Write down each of the lines below word for word, leaving out the pictures.

┄┄┄┄┄┄┄┄┄┄

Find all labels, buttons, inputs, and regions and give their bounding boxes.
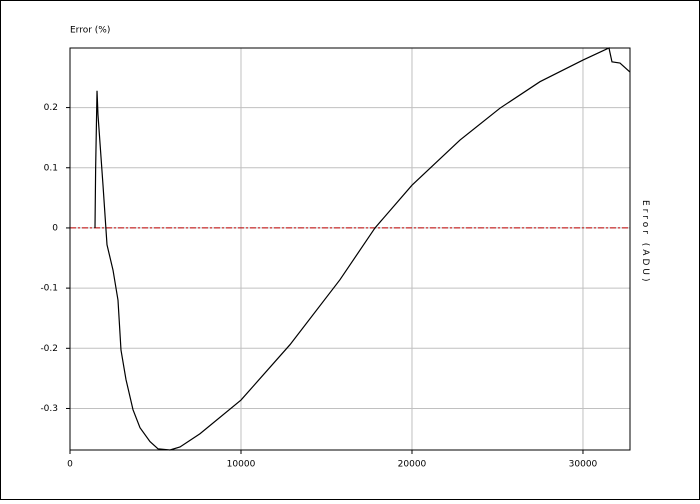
y-tick-label: -0.3 [40,404,58,414]
y-tick-label: 0.2 [44,103,58,113]
y-tick-label: 0 [52,223,58,233]
line [94,47,631,451]
y2-axis-label: Error (ADU) [640,200,650,285]
y-tick-label: -0.1 [40,284,58,294]
x-tick-label: 0 [67,460,73,470]
y-tick-label: 0.1 [44,163,58,173]
chart-title: Error (%) [70,26,110,36]
plot-border [69,47,631,451]
x-tick-label: 10000 [227,460,256,470]
x-tick-label: 20000 [398,460,427,470]
y-tick-label: -0.2 [40,344,58,354]
x-tick-label: 30000 [569,460,598,470]
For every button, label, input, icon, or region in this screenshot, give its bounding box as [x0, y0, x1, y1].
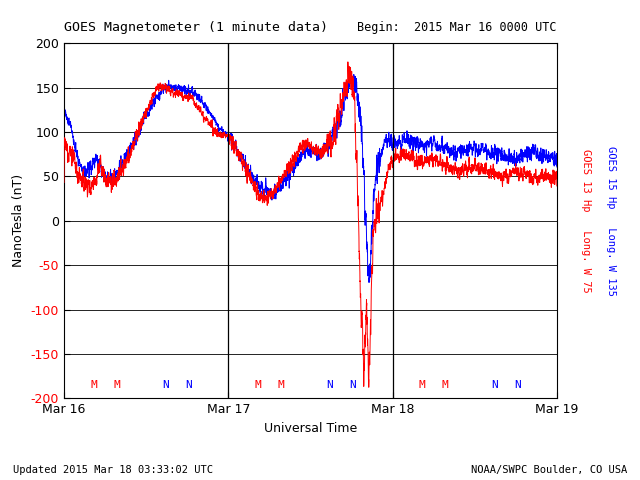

┄┄┄┄┄┄┄┄┄┄

- **Written solution**
Find all labels, buttons, inputs, and regions and give their bounding boxes.
y-tick-label: -0.3 [40,404,58,414]
y-tick-label: 0.2 [44,103,58,113]
y-tick-label: 0 [52,223,58,233]
line [94,47,631,451]
y2-axis-label: Error (ADU) [640,200,650,285]
y-tick-label: -0.1 [40,284,58,294]
x-tick-label: 0 [67,460,73,470]
y-tick-label: 0.1 [44,163,58,173]
chart-title: Error (%) [70,26,110,36]
plot-border [69,47,631,451]
x-tick-label: 10000 [227,460,256,470]
x-tick-label: 20000 [398,460,427,470]
y-tick-label: -0.2 [40,344,58,354]
x-tick-label: 30000 [569,460,598,470]
For every button, label, input, icon, or region in this screenshot, give its bounding box as [x0, y0, x1, y1].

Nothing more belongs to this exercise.